## ENTRIES SHOWN
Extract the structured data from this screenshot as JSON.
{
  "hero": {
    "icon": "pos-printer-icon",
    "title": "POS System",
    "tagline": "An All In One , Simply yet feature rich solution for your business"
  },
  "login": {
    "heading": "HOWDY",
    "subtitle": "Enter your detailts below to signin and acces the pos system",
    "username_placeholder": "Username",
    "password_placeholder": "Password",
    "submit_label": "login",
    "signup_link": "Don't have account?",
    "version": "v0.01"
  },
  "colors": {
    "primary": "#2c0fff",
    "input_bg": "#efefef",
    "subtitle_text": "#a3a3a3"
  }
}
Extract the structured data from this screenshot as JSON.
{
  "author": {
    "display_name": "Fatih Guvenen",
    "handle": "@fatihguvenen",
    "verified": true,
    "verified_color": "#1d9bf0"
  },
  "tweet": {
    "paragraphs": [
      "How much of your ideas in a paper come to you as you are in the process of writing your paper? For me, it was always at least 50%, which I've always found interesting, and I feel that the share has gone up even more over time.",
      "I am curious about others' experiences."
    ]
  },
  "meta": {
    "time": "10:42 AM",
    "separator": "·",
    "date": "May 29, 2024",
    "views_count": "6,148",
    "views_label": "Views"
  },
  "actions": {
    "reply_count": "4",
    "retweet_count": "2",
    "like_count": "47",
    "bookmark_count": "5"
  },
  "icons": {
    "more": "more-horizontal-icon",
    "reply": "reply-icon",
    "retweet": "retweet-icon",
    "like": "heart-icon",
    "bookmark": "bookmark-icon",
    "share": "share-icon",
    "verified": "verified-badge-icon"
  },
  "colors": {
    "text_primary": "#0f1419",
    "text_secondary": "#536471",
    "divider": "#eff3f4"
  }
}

## OBJECTIVE
Please output the entire listing exactly as it stands.

## SOLUTION TO THIS TASK
Extract the structured data from this screenshot as JSON.
{
  "hero": {
    "icon": "pos-printer-icon",
    "title": "POS System",
    "tagline": "An All In One , Simply yet feature rich solution for your business"
  },
  "login": {
    "heading": "HOWDY",
    "subtitle": "Enter your detailts below to signin and acces the pos system",
    "username_placeholder": "Username",
    "password_placeholder": "Password",
    "submit_label": "login",
    "signup_link": "Don't have account?",
    "version": "v0.01"
  },
  "colors": {
    "primary": "#2c0fff",
    "input_bg": "#efefef",
    "subtitle_text": "#a3a3a3"
  }
}
Extract the structured data from this screenshot as JSON.
{
  "author": {
    "display_name": "Fatih Guvenen",
    "handle": "@fatihguvenen",
    "verified": true,
    "verified_color": "#1d9bf0"
  },
  "tweet": {
    "paragraphs": [
      "How much of your ideas in a paper come to you as you are in the process of writing your paper? For me, it was always at least 50%, which I've always found interesting, and I feel that the share has gone up even more over time.",
      "I am curious about others' experiences."
    ]
  },
  "meta": {
    "time": "10:42 AM",
    "separator": "·",
    "date": "May 29, 2024",
    "views_count": "6,148",
    "views_label": "Views"
  },
  "actions": {
    "reply_count": "4",
    "retweet_count": "2",
    "like_count": "47",
    "bookmark_count": "5"
  },
  "icons": {
    "more": "more-horizontal-icon",
    "reply": "reply-icon",
    "retweet": "retweet-icon",
    "like": "heart-icon",
    "bookmark": "bookmark-icon",
    "share": "share-icon",
    "verified": "verified-badge-icon"
  },
  "colors": {
    "text_primary": "#0f1419",
    "text_secondary": "#536471",
    "divider": "#eff3f4"
  }
}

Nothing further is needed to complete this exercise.